● Aim
Format the listing lines below, from the line with "Give me the" up to and including the line with "tab-sequence-diagram[interactable]: 事件序列图 (0, 43, 82, 62)", as a Markdown table with the columns Number and Line. Give each line a row number, skip blank lines, and include only that range.

--- Record list ---

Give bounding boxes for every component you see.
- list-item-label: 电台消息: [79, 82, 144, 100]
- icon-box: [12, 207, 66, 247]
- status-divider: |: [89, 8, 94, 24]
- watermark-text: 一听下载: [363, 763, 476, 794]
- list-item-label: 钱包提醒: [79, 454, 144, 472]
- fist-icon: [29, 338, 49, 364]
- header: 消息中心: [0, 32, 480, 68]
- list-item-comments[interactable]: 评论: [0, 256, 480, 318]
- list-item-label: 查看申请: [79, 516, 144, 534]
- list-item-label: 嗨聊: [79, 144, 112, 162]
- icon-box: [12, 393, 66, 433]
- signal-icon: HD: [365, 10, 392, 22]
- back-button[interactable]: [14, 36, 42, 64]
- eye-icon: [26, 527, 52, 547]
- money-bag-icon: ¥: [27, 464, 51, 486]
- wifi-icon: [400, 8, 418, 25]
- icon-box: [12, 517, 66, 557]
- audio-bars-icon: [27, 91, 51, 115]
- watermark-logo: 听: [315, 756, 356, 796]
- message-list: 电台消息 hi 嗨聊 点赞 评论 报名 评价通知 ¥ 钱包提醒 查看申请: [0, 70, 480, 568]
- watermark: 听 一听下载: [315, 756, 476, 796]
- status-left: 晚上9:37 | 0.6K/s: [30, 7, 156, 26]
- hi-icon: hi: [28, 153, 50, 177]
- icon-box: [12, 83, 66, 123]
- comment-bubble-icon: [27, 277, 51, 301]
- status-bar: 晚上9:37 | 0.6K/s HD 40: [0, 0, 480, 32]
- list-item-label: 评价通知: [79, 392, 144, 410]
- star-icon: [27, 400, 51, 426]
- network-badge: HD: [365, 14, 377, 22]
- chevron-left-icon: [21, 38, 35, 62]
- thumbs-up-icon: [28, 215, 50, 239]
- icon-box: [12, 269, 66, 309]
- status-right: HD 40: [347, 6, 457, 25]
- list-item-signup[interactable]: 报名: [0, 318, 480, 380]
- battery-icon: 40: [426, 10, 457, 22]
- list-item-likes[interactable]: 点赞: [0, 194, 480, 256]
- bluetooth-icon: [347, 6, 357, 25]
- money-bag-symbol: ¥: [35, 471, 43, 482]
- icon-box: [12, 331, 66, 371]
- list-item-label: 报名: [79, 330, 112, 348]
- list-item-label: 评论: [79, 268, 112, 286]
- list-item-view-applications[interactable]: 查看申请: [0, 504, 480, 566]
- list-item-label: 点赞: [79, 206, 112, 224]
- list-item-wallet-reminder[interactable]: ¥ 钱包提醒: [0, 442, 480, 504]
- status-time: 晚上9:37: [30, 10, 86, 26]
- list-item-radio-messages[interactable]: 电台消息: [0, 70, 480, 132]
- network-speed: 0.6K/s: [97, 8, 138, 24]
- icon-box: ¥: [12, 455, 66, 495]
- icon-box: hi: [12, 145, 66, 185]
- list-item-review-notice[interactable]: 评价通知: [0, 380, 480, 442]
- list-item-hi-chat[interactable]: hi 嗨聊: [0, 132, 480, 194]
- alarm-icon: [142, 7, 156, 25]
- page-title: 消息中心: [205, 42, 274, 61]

---
--- Record list ---

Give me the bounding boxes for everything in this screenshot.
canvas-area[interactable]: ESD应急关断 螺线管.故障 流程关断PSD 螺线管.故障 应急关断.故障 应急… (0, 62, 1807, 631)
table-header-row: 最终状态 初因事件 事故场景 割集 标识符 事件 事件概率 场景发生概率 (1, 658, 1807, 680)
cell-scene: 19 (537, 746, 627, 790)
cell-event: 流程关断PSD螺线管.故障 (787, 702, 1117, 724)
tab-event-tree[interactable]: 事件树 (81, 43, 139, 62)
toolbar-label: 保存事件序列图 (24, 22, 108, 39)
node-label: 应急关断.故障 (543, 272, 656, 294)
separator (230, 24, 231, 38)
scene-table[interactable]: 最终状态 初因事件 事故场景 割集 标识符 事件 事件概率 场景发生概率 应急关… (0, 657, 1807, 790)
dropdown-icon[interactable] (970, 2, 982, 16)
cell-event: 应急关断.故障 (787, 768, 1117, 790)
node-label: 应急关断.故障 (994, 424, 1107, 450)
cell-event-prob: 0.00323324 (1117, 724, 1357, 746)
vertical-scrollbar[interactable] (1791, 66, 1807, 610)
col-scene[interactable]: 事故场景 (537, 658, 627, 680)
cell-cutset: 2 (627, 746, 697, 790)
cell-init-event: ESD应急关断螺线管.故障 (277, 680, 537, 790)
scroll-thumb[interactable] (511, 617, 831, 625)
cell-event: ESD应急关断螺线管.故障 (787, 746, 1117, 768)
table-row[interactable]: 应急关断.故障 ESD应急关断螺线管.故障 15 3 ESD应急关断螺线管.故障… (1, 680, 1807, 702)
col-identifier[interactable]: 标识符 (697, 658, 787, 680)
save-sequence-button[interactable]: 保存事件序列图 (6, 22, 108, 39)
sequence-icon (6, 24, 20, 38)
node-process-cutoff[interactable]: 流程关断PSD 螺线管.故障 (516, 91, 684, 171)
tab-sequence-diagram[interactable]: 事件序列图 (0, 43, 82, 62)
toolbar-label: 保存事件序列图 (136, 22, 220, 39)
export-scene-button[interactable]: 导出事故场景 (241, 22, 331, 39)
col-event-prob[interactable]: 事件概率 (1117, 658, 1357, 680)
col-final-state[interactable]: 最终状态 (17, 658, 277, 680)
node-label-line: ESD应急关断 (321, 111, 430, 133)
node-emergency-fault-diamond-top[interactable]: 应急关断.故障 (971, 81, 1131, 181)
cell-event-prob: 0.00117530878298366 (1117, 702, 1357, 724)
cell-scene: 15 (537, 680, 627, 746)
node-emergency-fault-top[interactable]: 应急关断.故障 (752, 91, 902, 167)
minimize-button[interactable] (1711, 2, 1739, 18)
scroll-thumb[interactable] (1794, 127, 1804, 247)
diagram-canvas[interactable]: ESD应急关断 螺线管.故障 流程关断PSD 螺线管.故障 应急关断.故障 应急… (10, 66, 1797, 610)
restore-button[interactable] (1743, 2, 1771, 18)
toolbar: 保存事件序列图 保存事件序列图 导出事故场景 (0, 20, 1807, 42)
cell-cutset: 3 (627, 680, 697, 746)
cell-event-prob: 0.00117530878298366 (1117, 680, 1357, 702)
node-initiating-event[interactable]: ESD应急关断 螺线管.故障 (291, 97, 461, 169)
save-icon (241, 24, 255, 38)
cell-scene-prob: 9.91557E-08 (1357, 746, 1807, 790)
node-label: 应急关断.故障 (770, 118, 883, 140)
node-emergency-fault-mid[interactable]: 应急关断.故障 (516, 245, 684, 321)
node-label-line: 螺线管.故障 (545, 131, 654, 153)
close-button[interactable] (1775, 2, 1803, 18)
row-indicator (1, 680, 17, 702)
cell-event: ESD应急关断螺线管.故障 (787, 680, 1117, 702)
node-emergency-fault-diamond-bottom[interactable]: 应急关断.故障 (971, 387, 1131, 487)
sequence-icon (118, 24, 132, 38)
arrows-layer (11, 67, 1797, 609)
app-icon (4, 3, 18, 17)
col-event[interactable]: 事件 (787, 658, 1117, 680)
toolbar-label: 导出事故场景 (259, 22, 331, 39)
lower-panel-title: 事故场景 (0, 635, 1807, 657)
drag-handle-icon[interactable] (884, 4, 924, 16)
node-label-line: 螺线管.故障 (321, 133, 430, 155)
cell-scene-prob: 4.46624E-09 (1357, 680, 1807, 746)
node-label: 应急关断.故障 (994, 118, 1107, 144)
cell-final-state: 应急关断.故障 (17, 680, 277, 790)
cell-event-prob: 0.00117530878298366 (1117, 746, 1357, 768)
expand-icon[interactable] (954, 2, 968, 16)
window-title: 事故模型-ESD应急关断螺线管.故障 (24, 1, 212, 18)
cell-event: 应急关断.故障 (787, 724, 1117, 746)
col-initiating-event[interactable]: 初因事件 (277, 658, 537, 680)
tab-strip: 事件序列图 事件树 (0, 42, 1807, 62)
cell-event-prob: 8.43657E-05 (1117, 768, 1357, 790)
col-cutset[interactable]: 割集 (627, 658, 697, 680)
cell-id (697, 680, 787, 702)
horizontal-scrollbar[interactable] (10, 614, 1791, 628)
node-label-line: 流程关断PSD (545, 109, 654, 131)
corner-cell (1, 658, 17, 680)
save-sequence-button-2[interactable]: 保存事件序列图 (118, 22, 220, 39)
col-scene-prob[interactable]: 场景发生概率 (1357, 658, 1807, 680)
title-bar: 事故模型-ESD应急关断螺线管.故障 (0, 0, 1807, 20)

---

● Final result
| Number | Line |
|---|---|
| 1 | Give me the bounding boxes for everything in this screenshot. |
| 2 | canvas-area[interactable]: ESD应急关断 螺线管.故障 流程关断PSD 螺线管.故障 应急关断.故障 应急… (0, 62, 1807, 631) |
| 3 | table-header-row: 最终状态 初因事件 事故场景 割集 标识符 事件 事件概率 场景发生概率 (1, 658, 1807, 680) |
| 4 | cell-scene: 19 (537, 746, 627, 790) |
| 5 | cell-event: 流程关断PSD螺线管.故障 (787, 702, 1117, 724) |
| 6 | tab-event-tree[interactable]: 事件树 (81, 43, 139, 62) |
| 7 | toolbar-label: 保存事件序列图 (24, 22, 108, 39) |
| 8 | node-label: 应急关断.故障 (543, 272, 656, 294) |
| 9 | separator (230, 24, 231, 38) |
| 10 | scene-table[interactable]: 最终状态 初因事件 事故场景 割集 标识符 事件 事件概率 场景发生概率 应急关… (0, 657, 1807, 790) |
| 11 | dropdown-icon[interactable] (970, 2, 982, 16) |
| 12 | cell-event: 应急关断.故障 (787, 768, 1117, 790) |
| 13 | node-label: 应急关断.故障 (994, 424, 1107, 450) |
| 14 | cell-event-prob: 0.00323324 (1117, 724, 1357, 746) |
| 15 | vertical-scrollbar[interactable] (1791, 66, 1807, 610) |
| 16 | col-scene[interactable]: 事故场景 (537, 658, 627, 680) |
| 17 | cell-cutset: 2 (627, 746, 697, 790) |
| 18 | cell-init-event: ESD应急关断螺线管.故障 (277, 680, 537, 790) |
| 19 | scroll-thumb[interactable] (511, 617, 831, 625) |
| 20 | cell-event: ESD应急关断螺线管.故障 (787, 746, 1117, 768) |
| 21 | table-row[interactable]: 应急关断.故障 ESD应急关断螺线管.故障 15 3 ESD应急关断螺线管.故障… (1, 680, 1807, 702) |
| 22 | col-identifier[interactable]: 标识符 (697, 658, 787, 680) |
| 23 | save-sequence-button[interactable]: 保存事件序列图 (6, 22, 108, 39) |
| 24 | sequence-icon (6, 24, 20, 38) |
| 25 | node-process-cutoff[interactable]: 流程关断PSD 螺线管.故障 (516, 91, 684, 171) |
| 26 | tab-sequence-diagram[interactable]: 事件序列图 (0, 43, 82, 62) |